### [What is needed]
A faithful transcription of all the data is required.

### [Dataset items]
┌──

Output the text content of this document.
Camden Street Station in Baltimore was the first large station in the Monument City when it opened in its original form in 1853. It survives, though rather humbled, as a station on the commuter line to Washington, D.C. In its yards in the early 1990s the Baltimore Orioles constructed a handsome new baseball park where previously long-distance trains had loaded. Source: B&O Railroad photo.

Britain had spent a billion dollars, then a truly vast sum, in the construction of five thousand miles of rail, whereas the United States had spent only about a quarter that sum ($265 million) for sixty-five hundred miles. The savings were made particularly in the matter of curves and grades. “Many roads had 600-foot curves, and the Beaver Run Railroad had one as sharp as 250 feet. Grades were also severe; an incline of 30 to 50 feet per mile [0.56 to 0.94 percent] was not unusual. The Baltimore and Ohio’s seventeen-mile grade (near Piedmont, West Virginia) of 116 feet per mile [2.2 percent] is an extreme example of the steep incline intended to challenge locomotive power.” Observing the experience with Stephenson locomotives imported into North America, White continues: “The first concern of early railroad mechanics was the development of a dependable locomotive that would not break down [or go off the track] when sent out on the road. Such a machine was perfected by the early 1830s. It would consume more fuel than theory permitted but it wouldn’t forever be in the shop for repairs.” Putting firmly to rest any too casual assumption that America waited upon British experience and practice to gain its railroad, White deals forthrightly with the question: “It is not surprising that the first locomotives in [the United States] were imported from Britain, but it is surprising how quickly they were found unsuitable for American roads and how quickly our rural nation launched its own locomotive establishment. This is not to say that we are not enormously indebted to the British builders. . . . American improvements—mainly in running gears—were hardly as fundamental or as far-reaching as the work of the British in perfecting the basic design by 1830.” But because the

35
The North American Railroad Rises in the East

└──

### [Task result]
Output the text content of this document.
Camden Street Station in Baltimore was the first large station in the Monument City when it opened in its original form in 1853. It survives, though rather humbled, as a station on the commuter line to Washington, D.C. In its yards in the early 1990s the Baltimore Orioles constructed a handsome new baseball park where previously long-distance trains had loaded. Source: B&O Railroad photo.

Britain had spent a billion dollars, then a truly vast sum, in the construction of five thousand miles of rail, whereas the United States had spent only about a quarter that sum ($265 million) for sixty-five hundred miles. The savings were made particularly in the matter of curves and grades. “Many roads had 600-foot curves, and the Beaver Run Railroad had one as sharp as 250 feet. Grades were also severe; an incline of 30 to 50 feet per mile [0.56 to 0.94 percent] was not unusual. The Baltimore and Ohio’s seventeen-mile grade (near Piedmont, West Virginia) of 116 feet per mile [2.2 percent] is an extreme example of the steep incline intended to challenge locomotive power.” Observing the experience with Stephenson locomotives imported into North America, White continues: “The first concern of early railroad mechanics was the development of a dependable locomotive that would not break down [or go off the track] when sent out on the road. Such a machine was perfected by the early 1830s. It would consume more fuel than theory permitted but it wouldn’t forever be in the shop for repairs.” Putting firmly to rest any too casual assumption that America waited upon British experience and practice to gain its railroad, White deals forthrightly with the question: “It is not surprising that the first locomotives in [the United States] were imported from Britain, but it is surprising how quickly they were found unsuitable for American roads and how quickly our rural nation launched its own locomotive establishment. This is not to say that we are not enormously indebted to the British builders. . . . American improvements—mainly in running gears—were hardly as fundamental or as far-reaching as the work of the British in perfecting the basic design by 1830.” But because the

35
The North American Railroad Rises in the East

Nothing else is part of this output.